## Soal Latihan 1
Tolong ubah baris data, mulai dari baris yang memuat "638, 322, 657]" sampai baris yang memuat "right-header: Amount Per", dengan mengganti "nutrient-name" menjadi "ingredient-name" tanpa mengubah hal lain. Tulis ulang hanya baris-baris tersebut.

__________

Harta Rafael tercatat lebih tinggi dari Dirjen Pajak maupun Menteri Keuangan. Di tengah karut marut ekonomi nasional, wajar jika masyarakat mencermati kekayaan para pejabat negara dan gaya hidup mereka.

Selain Rafael, ada pula Eko Darmanto. Wakil Menteri Keuangan Suahasil Nazara menginstruksikan Direktorat Jenderal Bea dan Cukai untuk mencopot Eko Darmanto dari posisi Kepala Kantor Bea Cukai Yogyakarta. Dia pun meminta Inspektorat Jenderal Kemenkeu untuk melakukan investigasi lebih lanjut atas perilaku Eko, serta kecocokan harta, SPT pajak, dan utang dalam Laporan Harta Kekayaan Penyelenggara Negara (LHKPN).

Selain direktorat keuangan, Pejabat Pembuat Komitmen Direktorat Perhubungan Laut Kementerian Perhubungan (Kemenhub) Muhammad Rizki Alamsyah menjadi sorotan di media sosial. Musababnya, istri Rizki kerap memamerkan kehidupan mewah (flexing) di media sosialnya.

Gaya hidup mewah istri Rizki itu diunggah oleh akun Twitter @PartaiSocmed. Ada sejumlah foto-foto istri Rizki berjalan-jalan ke luar negeri. Ada juga unggahan mengendarai mobil mewah dan pakaian serta barang-barang branded.

Kasus flexing lainnya, Anggota Komisi II DPR dari Fraksi PAN Guspardi Gaus meminta Mendagri Tito Karnavian memeriksa Sekda Riau SF Hariyanto yang disorot karena istri dan anaknya gemar pamer kemewahan atau flexing. Menurut Guspardi, tindakan flexing keluarga pejabat telah melukai hati masyarakat.

Sistem sekularisme kapitalisme saat ini menempatkan standar kebahagiaan hidup ada pada saat manusia memperoleh kemewahan dunia.

Standar ini telah menjadi patokan umum dan menjadi prinsip hidup masyarakat saat ini. Tidak sedikit manusia tergoda untuk mencicipi gaya hidup mewah dan secara sengaja melakukan flexing.

__________

## Soal Latihan 2
Ambil persis bagian teks tentang pamer kemewahan pejabat, semuanya mulai dari "Gaya hidup mewah istri" sampai "serta barang-barang branded.".

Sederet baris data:

__________

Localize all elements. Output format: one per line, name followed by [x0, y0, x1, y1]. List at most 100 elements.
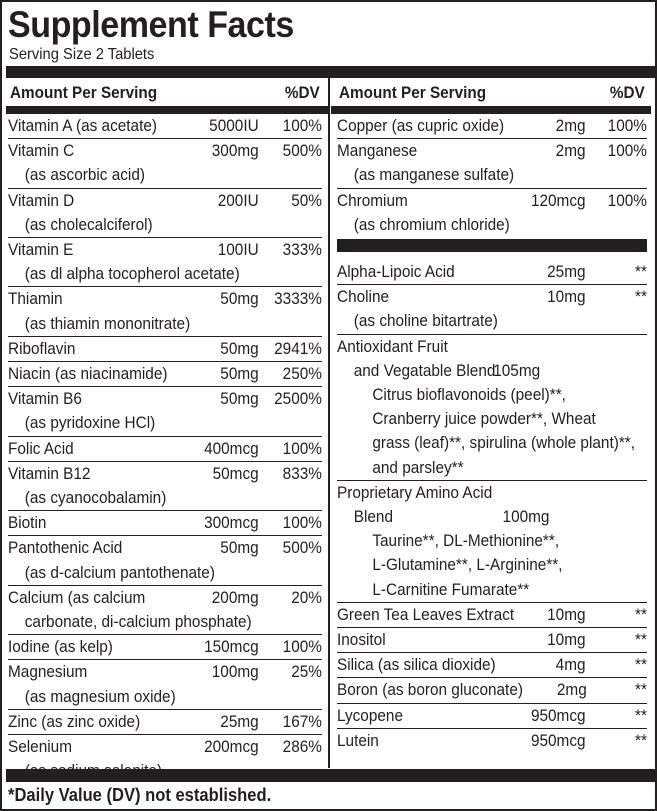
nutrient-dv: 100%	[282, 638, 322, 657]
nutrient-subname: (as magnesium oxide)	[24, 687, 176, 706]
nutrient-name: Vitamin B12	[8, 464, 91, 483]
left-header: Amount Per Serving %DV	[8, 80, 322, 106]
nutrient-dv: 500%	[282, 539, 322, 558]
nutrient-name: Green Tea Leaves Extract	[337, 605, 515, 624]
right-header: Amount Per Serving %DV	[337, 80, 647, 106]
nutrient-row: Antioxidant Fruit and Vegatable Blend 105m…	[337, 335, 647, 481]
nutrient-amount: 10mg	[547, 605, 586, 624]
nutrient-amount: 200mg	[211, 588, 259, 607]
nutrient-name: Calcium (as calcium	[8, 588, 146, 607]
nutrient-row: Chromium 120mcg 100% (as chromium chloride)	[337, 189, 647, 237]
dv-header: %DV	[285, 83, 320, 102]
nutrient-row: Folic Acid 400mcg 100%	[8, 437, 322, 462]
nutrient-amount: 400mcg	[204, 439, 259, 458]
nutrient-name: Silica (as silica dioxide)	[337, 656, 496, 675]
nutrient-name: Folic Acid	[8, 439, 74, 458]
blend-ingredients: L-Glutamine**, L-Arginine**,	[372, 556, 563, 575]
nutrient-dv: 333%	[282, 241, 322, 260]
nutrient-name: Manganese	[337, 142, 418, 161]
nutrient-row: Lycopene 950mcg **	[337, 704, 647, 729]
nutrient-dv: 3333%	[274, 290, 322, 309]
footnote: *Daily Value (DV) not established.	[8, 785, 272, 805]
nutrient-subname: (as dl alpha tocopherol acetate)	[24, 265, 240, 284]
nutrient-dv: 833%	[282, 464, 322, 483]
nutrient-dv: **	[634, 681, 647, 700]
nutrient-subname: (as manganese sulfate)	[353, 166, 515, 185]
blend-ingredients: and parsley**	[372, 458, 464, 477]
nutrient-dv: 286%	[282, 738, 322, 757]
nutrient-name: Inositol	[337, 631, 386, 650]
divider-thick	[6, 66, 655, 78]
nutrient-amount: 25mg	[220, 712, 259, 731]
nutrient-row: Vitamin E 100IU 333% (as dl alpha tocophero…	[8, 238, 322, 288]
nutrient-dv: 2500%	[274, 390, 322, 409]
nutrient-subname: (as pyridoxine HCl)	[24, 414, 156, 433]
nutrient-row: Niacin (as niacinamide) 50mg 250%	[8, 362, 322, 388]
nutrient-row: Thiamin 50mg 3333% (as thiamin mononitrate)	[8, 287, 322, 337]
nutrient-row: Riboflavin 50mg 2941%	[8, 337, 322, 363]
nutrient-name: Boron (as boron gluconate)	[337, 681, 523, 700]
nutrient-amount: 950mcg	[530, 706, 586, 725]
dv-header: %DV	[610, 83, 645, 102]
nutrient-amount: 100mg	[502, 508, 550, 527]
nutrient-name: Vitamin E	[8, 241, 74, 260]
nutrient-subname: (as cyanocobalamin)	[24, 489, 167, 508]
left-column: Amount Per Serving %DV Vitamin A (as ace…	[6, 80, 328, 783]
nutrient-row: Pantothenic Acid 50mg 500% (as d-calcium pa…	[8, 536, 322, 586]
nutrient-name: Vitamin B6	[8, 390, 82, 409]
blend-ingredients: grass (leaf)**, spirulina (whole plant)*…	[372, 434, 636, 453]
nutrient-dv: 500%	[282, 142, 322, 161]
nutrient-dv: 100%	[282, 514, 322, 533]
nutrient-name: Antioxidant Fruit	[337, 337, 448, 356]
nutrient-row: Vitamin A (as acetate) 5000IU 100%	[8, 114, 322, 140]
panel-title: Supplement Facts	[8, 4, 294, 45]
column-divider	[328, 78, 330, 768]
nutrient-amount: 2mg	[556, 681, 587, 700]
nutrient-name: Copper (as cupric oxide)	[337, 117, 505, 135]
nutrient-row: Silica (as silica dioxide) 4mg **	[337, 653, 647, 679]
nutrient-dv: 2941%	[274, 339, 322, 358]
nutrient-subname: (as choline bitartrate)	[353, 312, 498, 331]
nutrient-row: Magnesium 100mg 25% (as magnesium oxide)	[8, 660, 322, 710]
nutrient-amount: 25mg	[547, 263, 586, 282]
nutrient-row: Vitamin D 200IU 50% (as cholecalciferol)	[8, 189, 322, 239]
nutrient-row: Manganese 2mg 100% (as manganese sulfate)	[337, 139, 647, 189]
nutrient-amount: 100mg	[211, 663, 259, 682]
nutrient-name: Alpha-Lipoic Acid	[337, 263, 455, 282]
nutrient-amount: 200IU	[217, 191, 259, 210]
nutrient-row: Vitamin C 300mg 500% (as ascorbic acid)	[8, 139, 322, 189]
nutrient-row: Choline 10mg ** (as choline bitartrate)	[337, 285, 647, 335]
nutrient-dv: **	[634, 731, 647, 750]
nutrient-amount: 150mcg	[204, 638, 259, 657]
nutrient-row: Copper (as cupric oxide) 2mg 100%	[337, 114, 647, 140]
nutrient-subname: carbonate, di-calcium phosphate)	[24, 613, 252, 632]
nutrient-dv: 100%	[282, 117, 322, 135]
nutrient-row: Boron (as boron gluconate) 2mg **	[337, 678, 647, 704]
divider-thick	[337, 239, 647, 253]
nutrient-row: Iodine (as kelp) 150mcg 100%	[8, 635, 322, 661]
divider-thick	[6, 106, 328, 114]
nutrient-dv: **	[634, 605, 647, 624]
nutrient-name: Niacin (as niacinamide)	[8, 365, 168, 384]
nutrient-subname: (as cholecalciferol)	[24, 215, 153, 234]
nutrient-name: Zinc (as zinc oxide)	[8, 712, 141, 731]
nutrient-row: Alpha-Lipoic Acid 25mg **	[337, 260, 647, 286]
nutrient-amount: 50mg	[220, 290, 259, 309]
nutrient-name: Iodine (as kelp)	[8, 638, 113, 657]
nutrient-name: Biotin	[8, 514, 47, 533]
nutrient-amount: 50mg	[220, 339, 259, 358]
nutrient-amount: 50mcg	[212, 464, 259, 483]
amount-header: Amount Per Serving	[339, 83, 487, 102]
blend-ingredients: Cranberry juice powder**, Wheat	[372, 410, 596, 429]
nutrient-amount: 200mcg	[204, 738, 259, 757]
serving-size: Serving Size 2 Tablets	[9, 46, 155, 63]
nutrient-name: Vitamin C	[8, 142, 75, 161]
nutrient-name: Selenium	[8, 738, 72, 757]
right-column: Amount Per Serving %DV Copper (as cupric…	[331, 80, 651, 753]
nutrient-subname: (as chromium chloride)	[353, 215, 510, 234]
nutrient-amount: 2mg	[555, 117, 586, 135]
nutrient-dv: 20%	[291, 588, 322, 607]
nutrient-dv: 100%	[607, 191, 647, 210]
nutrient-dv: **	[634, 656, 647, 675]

__________

## Contoh Jawaban 1
nutrient-dv: 100%	[282, 638, 322, 657]
nutrient-subname: (as magnesium oxide)	[24, 687, 176, 706]
ingredient-name: Vitamin B12	[8, 464, 91, 483]
left-header: Amount Per Serving %DV	[8, 80, 322, 106]
nutrient-dv: 500%	[282, 539, 322, 558]
ingredient-name: Green Tea Leaves Extract	[337, 605, 515, 624]
right-header: Amount Per Serving %DV	[337, 80, 647, 106]

## Contoh Jawaban 2
Gaya hidup mewah istri Rizki itu diunggah oleh akun Twitter @PartaiSocmed. Ada sejumlah foto-foto istri Rizki berjalan-jalan ke luar negeri. Ada juga unggahan mengendarai mobil mewah dan pakaian serta barang-barang branded.